Please state the opening nitrogen dose that the passage on prioritizing nitrogen applications says is now common from mid-February onwards.

Text passage:
###
Prioritising Nitrogen Applications
Nitrogen applications will be restricted to land that can carry machinery. For many, oilseed rape will receive nitrogen first; if not, winter barley should take priority, followed by wheat. Winter barley needs biomass early to secure yield, as barley sets yield potential sooner than wheat. Retaining tillers and driving early growth is therefore critical.
While backward wheat crops may tempt early prioritisation, the reality is simple: whichever fields travel first will receive nitrogen first. If forward wheat travels earlier than backward wheat, growers should take that opportunity and apply nitrogen—reducing the rate if the crop is already large or has received organic nitrogen.
Delaying nitrogen by three weeks risks hitting a dry March or April, which could limit uptake. Late-planted wheat needs nitrogen but carries lower yield potential, so prioritise the stronger, “banker” wheat crops first.
Opening nitrogen doses have steadily increased in recent years to ensure nitrogen is available while moisture supports uptake. Doses of 70–80 kg/ha from mid-February onwards are now common, adjusted for any organic N already applied.
Oilseed Rape: The February Effect
Canopy Decline and Crop Stress
Crop appearance is shifting as the full, green canopies of early January disappear. Waterlogging, cold weather and frost have accelerated leaf senescence, opening the canopy and pushing crops into a critical period of canopy retreat.
###
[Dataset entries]
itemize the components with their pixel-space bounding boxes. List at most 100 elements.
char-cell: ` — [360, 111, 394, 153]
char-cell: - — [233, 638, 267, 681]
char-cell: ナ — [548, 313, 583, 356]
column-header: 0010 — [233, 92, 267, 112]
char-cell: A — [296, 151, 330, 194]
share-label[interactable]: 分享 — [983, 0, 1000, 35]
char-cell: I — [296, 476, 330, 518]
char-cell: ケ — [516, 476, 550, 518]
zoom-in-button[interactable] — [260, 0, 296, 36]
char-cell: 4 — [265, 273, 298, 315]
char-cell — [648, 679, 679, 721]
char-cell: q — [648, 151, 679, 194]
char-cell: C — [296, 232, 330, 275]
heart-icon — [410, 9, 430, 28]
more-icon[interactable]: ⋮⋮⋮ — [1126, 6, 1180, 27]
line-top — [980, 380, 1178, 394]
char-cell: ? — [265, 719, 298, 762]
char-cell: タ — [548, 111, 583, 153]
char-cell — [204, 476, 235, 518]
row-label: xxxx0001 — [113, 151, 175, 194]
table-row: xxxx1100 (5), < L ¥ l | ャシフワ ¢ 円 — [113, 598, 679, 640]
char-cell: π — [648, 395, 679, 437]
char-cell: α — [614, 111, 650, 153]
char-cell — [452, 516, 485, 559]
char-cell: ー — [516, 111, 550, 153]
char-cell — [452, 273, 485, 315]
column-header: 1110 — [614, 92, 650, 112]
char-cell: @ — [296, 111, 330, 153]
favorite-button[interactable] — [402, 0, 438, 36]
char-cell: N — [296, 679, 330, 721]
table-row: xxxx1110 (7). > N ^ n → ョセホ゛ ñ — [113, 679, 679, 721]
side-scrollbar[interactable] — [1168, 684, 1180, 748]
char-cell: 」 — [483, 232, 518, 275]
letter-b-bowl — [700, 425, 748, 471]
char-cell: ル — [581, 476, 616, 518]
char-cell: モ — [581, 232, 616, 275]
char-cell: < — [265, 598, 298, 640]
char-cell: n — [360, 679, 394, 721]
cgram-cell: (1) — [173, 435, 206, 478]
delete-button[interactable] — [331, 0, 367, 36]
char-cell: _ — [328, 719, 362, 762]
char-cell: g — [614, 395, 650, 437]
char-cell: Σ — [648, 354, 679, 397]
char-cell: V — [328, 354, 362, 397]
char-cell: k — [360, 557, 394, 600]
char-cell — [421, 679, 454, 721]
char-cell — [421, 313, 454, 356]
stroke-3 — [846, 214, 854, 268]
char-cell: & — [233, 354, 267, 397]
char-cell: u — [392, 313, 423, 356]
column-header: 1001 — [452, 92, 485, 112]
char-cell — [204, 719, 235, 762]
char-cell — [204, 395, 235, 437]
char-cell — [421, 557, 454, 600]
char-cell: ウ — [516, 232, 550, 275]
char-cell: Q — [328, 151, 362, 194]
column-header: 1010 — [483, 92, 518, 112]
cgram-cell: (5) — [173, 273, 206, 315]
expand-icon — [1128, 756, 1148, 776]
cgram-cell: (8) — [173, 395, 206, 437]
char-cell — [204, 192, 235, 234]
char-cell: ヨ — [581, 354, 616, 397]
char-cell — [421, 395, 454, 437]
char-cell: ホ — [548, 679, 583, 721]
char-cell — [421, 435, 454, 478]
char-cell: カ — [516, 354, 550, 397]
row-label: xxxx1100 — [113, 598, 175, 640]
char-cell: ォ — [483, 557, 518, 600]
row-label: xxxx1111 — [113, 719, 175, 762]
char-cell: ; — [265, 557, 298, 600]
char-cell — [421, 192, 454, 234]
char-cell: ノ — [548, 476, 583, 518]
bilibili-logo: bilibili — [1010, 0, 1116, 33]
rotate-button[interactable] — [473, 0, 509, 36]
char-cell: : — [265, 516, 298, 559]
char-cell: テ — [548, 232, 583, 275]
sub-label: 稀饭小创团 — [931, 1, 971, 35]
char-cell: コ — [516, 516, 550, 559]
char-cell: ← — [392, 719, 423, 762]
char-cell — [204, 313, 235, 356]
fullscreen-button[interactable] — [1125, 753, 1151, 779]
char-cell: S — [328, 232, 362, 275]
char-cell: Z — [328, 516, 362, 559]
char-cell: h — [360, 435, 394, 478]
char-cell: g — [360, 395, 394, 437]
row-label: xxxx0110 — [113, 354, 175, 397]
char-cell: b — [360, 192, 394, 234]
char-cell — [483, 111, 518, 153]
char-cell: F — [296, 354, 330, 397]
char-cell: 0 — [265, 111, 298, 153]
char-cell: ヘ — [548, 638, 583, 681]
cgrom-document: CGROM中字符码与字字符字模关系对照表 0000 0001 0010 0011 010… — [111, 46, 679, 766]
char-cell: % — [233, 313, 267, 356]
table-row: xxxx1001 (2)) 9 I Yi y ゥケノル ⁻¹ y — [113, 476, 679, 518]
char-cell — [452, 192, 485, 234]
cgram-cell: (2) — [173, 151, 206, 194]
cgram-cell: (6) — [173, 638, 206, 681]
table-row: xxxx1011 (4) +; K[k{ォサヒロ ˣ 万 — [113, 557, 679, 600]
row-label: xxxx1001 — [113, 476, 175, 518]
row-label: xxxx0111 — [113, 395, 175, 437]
###
Written answer: 70–80 kg/ha, adjusted for any organic N already applied.